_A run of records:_

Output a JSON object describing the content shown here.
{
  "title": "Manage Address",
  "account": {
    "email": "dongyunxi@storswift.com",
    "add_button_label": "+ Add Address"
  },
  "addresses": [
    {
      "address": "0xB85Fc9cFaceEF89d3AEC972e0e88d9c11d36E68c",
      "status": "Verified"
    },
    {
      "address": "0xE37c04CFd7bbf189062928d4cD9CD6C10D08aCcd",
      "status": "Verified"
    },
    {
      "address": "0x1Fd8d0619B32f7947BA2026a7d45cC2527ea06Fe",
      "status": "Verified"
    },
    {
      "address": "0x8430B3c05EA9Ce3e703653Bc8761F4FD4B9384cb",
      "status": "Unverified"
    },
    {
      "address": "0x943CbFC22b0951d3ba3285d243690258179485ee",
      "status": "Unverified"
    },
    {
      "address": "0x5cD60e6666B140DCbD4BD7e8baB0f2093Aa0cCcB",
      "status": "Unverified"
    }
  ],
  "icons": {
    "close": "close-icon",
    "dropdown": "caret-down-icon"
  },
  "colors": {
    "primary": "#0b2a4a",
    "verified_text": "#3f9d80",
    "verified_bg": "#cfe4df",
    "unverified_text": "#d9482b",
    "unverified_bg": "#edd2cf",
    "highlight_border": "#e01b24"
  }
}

_What is being asked:_
Produce an exact copy of all the records.

_Finished task:_
Output a JSON object describing the content shown here.
{
  "title": "Manage Address",
  "account": {
    "email": "dongyunxi@storswift.com",
    "add_button_label": "+ Add Address"
  },
  "addresses": [
    {
      "address": "0xB85Fc9cFaceEF89d3AEC972e0e88d9c11d36E68c",
      "status": "Verified"
    },
    {
      "address": "0xE37c04CFd7bbf189062928d4cD9CD6C10D08aCcd",
      "status": "Verified"
    },
    {
      "address": "0x1Fd8d0619B32f7947BA2026a7d45cC2527ea06Fe",
      "status": "Verified"
    },
    {
      "address": "0x8430B3c05EA9Ce3e703653Bc8761F4FD4B9384cb",
      "status": "Unverified"
    },
    {
      "address": "0x943CbFC22b0951d3ba3285d243690258179485ee",
      "status": "Unverified"
    },
    {
      "address": "0x5cD60e6666B140DCbD4BD7e8baB0f2093Aa0cCcB",
      "status": "Unverified"
    }
  ],
  "icons": {
    "close": "close-icon",
    "dropdown": "caret-down-icon"
  },
  "colors": {
    "primary": "#0b2a4a",
    "verified_text": "#3f9d80",
    "verified_bg": "#cfe4df",
    "unverified_text": "#d9482b",
    "unverified_bg": "#edd2cf",
    "highlight_border": "#e01b24"
  }
}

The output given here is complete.